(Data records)
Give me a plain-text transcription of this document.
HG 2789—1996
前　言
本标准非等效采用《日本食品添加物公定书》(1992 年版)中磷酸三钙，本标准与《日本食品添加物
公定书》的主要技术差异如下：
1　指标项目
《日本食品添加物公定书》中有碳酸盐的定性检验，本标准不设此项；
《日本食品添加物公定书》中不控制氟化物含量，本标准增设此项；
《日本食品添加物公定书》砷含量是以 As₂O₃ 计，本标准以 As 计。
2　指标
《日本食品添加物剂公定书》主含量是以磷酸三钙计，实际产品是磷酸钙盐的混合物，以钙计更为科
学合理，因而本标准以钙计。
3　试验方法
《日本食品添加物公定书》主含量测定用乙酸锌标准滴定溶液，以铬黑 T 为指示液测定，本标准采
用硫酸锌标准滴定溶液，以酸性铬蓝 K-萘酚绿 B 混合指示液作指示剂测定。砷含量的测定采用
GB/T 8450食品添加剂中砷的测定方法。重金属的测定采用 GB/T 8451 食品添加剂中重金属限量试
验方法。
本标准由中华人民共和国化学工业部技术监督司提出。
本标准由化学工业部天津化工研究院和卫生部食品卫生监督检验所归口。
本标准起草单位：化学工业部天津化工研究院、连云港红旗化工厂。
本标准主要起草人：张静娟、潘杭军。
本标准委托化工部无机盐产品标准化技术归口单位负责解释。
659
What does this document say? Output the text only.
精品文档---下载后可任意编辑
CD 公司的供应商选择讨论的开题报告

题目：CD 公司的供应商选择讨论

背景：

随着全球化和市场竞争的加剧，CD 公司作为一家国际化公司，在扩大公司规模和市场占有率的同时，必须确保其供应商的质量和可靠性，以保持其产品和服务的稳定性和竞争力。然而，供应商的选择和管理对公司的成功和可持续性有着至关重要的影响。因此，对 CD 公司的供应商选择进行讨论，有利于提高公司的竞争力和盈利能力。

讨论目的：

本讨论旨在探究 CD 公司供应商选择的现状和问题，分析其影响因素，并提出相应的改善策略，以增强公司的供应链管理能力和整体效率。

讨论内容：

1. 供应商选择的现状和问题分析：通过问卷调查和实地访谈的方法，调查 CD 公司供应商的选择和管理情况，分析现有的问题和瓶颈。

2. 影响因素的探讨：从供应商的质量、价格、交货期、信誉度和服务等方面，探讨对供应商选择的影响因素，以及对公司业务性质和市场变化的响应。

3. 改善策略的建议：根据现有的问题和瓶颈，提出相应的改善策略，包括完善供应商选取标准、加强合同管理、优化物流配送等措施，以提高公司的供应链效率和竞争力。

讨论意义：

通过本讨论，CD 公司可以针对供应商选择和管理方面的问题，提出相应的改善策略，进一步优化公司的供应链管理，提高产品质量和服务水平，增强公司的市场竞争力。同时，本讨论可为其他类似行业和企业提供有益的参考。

Exercise aim
Gather every line containing the word "日本食品添加物公定书" and copy it.

Response to this task
本标准非等效采用《日本食品添加物公定书》(1992 年版)中磷酸三钙，本标准与《日本食品添加物
《日本食品添加物公定书》中有碳酸盐的定性检验，本标准不设此项；
《日本食品添加物公定书》中不控制氟化物含量，本标准增设此项；
《日本食品添加物公定书》砷含量是以 As₂O₃ 计，本标准以 As 计。
《日本食品添加物公定书》主含量测定用乙酸锌标准滴定溶液，以铬黑 T 为指示液测定，本标准采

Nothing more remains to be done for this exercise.